**Task**
Every entry needs to be printed exactly, please.

----------

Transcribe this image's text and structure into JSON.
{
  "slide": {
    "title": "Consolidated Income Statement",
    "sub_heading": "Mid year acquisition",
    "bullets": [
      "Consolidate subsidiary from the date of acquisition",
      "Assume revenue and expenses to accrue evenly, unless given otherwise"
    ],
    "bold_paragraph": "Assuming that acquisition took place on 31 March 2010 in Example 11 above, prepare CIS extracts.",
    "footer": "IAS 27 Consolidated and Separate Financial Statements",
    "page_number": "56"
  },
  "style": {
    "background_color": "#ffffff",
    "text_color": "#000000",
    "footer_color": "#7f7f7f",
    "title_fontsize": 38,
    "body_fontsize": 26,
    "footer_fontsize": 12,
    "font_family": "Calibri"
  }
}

----------

**Response for this exercise**
Transcribe this image's text and structure into JSON.
{
  "slide": {
    "title": "Consolidated Income Statement",
    "sub_heading": "Mid year acquisition",
    "bullets": [
      "Consolidate subsidiary from the date of acquisition",
      "Assume revenue and expenses to accrue evenly, unless given otherwise"
    ],
    "bold_paragraph": "Assuming that acquisition took place on 31 March 2010 in Example 11 above, prepare CIS extracts.",
    "footer": "IAS 27 Consolidated and Separate Financial Statements",
    "page_number": "56"
  },
  "style": {
    "background_color": "#ffffff",
    "text_color": "#000000",
    "footer_color": "#7f7f7f",
    "title_fontsize": 38,
    "body_fontsize": 26,
    "footer_fontsize": 12,
    "font_family": "Calibri"
  }
}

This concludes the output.